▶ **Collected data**

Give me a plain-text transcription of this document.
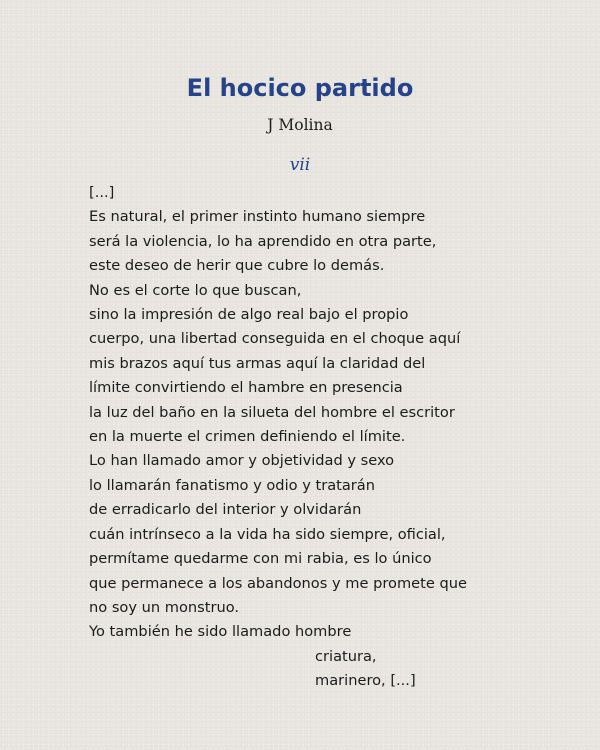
El hocico partido
J Molina
vii
[...]
Es natural, el primer instinto humano siempre
será la violencia, lo ha aprendido en otra parte,
este deseo de herir que cubre lo demás.
No es el corte lo que buscan,
sino la impresión de algo real bajo el propio
cuerpo, una libertad conseguida en el choque aquí
mis brazos aquí tus armas aquí la claridad del
límite convirtiendo el hambre en presencia
la luz del baño en la silueta del hombre el escritor
en la muerte el crimen definiendo el límite.
Lo han llamado amor y objetividad y sexo
lo llamarán fanatismo y odio y tratarán
de erradicarlo del interior y olvidarán
cuán intrínseco a la vida ha sido siempre, oficial,
permítame quedarme con mi rabia, es lo único
que permanece a los abandonos y me promete que
no soy un monstruo.
Yo también he sido llamado hombre
criatura,
marinero, [...]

▶ **REQUEST**
Your copy should match the entries exactly, minus the pictures.

▶ **ANSWER**
Give me a plain-text transcription of this document.
El hocico partido
J Molina
vii
[...]
Es natural, el primer instinto humano siempre
será la violencia, lo ha aprendido en otra parte,
este deseo de herir que cubre lo demás.
No es el corte lo que buscan,
sino la impresión de algo real bajo el propio
cuerpo, una libertad conseguida en el choque aquí
mis brazos aquí tus armas aquí la claridad del
límite convirtiendo el hambre en presencia
la luz del baño en la silueta del hombre el escritor
en la muerte el crimen definiendo el límite.
Lo han llamado amor y objetividad y sexo
lo llamarán fanatismo y odio y tratarán
de erradicarlo del interior y olvidarán
cuán intrínseco a la vida ha sido siempre, oficial,
permítame quedarme con mi rabia, es lo único
que permanece a los abandonos y me promete que
no soy un monstruo.
Yo también he sido llamado hombre
criatura,
marinero, [...]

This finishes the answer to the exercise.